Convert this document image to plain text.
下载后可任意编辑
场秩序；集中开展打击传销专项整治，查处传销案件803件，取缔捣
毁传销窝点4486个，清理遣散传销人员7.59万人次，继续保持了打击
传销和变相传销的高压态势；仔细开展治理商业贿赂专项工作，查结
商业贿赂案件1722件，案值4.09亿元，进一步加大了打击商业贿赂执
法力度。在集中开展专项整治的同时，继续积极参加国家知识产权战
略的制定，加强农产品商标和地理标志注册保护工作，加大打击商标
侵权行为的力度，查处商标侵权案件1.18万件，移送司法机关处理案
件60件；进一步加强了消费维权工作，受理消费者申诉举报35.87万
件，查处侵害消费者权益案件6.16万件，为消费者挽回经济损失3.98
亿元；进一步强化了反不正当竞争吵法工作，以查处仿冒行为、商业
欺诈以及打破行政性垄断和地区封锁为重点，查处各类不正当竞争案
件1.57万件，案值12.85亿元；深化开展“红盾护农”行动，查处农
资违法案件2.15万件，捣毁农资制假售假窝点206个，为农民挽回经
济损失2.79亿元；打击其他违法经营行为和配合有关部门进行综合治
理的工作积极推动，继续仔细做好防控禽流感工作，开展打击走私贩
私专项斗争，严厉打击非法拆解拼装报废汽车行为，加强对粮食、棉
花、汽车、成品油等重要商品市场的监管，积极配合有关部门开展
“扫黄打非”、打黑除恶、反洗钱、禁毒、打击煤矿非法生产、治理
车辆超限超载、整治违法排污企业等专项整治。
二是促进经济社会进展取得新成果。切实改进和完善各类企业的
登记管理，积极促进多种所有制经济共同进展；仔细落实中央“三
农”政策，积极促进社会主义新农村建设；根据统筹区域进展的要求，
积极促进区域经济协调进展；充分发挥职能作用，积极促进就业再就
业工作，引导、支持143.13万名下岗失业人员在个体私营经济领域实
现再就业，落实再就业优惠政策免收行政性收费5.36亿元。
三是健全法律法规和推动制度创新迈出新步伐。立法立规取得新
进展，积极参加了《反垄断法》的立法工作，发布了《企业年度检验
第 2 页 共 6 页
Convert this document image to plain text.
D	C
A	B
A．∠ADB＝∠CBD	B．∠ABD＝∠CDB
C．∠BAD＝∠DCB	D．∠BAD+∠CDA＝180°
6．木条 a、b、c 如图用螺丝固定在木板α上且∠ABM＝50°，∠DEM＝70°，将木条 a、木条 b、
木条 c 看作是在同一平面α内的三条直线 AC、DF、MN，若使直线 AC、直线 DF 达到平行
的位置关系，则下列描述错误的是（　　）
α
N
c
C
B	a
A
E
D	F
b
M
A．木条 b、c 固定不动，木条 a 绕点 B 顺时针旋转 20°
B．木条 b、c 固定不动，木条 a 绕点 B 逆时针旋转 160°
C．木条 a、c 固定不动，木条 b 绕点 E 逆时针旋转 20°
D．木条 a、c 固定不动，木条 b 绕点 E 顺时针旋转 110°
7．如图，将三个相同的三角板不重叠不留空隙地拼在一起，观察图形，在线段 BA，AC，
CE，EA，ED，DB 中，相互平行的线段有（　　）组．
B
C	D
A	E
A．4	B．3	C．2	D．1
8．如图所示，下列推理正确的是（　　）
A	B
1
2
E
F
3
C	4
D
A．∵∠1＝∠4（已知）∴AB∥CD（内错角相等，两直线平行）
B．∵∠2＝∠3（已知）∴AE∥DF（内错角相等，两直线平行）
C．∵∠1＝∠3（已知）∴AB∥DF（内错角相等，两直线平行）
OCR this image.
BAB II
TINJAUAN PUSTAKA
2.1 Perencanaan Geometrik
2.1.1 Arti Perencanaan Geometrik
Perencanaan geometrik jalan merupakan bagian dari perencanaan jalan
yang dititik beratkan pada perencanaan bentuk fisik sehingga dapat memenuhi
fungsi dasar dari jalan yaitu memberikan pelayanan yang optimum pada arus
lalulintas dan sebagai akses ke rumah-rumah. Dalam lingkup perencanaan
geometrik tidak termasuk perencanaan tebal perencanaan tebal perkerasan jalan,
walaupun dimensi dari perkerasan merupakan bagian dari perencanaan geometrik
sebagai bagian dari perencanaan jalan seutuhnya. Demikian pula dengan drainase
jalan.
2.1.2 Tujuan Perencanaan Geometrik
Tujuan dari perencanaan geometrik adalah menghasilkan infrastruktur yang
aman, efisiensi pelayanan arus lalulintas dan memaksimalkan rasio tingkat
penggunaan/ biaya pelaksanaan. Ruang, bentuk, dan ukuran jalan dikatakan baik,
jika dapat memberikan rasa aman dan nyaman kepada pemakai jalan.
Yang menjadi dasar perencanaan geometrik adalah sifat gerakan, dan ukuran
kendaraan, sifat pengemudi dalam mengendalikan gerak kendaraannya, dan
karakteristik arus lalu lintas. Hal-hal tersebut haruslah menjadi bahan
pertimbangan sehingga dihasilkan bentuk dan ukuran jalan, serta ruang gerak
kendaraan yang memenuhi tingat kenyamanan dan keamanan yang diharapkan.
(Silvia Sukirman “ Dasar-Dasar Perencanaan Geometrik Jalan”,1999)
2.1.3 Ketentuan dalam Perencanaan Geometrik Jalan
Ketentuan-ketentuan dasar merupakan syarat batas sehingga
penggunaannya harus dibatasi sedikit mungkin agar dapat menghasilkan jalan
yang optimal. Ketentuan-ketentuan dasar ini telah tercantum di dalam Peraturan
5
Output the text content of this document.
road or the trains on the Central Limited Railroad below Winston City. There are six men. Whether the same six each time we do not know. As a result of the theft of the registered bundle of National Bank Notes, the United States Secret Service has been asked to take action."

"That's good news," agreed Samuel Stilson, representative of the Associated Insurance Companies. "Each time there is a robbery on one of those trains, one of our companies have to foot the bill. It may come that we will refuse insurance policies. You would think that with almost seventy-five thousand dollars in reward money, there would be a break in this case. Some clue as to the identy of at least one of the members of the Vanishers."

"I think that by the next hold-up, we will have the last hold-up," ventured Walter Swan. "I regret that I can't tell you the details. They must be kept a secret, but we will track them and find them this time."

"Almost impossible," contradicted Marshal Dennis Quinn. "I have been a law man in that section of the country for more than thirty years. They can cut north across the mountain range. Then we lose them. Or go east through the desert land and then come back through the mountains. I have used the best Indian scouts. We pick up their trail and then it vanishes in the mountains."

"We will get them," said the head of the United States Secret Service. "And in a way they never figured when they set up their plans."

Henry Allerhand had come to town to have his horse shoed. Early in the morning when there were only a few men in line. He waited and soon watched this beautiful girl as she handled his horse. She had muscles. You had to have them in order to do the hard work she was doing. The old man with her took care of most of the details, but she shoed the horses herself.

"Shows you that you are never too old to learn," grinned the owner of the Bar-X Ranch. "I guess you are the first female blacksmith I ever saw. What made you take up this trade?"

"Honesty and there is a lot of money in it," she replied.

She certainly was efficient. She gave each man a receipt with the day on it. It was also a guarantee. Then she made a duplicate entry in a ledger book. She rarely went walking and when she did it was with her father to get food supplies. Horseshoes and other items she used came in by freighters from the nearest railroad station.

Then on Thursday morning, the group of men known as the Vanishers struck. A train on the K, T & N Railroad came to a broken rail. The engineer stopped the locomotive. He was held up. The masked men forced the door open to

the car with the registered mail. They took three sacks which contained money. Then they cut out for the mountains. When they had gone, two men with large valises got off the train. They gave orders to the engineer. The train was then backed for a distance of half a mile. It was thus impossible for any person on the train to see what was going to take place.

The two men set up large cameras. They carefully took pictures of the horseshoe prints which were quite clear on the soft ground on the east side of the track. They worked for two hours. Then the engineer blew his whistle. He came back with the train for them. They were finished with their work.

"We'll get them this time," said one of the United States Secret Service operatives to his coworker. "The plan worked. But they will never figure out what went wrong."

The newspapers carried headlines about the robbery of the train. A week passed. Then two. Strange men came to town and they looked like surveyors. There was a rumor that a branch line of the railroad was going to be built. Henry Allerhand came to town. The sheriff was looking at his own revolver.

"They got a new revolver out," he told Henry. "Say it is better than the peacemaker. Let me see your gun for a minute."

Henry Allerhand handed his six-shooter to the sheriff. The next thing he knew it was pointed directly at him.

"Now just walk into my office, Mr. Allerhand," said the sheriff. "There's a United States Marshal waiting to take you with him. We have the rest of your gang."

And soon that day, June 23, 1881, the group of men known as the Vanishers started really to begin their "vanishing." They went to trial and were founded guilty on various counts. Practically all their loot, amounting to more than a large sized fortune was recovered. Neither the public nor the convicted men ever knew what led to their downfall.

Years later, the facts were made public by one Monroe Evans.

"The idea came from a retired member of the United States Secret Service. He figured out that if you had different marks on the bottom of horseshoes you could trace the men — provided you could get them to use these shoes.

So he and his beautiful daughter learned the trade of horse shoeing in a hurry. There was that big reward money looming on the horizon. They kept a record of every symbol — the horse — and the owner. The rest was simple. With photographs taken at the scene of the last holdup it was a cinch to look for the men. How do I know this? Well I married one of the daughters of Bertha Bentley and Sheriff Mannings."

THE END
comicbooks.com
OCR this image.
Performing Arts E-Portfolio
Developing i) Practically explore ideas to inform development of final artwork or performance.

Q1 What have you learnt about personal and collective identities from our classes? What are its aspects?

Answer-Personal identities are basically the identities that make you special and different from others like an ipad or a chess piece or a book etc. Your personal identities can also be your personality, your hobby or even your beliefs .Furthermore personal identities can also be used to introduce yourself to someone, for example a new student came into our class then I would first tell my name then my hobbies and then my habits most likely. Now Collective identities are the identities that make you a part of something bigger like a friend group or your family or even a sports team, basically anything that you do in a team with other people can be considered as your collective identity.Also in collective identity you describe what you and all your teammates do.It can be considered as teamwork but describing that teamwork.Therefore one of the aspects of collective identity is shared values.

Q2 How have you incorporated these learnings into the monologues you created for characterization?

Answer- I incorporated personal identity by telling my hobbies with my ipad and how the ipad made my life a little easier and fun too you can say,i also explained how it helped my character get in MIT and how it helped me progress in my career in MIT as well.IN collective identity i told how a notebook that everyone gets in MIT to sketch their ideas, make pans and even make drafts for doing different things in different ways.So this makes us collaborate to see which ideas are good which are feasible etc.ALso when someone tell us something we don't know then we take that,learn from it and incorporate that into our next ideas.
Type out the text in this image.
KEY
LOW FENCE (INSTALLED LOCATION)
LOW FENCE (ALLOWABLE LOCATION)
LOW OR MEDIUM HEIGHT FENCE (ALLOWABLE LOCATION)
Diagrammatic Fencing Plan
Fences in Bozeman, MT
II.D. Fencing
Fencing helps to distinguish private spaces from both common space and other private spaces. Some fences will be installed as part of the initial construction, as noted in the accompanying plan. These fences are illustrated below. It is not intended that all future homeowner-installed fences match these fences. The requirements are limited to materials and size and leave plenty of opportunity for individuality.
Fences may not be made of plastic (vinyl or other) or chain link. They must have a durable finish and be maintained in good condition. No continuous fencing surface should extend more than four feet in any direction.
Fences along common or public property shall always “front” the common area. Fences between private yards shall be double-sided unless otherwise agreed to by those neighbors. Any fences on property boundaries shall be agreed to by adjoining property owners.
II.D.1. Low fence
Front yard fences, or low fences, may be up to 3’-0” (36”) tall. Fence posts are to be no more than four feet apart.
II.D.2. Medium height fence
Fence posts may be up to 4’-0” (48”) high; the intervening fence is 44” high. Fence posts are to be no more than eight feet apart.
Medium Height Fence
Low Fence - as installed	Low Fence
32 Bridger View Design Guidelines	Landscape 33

──────

• **PROBLEM REQUIREMENTS**
Pull out every line in the material above where "Marshal" occurs.

• **RIGHT ANSWER**
"Almost impossible," contradicted Marshal Dennis Quinn. "I have been a law man in that section of the country for more than thirty years. They can cut north across the mountain range. Then we lose them. Or go east through the desert land and then come back through the mountains. I have used the best Indian scouts. We pick up their trail and then it vanishes in the mountains."
"Now just walk into my office, Mr. Allerhand," said the sheriff. "There's a United States Marshal waiting to take you with him. We have the rest of your gang."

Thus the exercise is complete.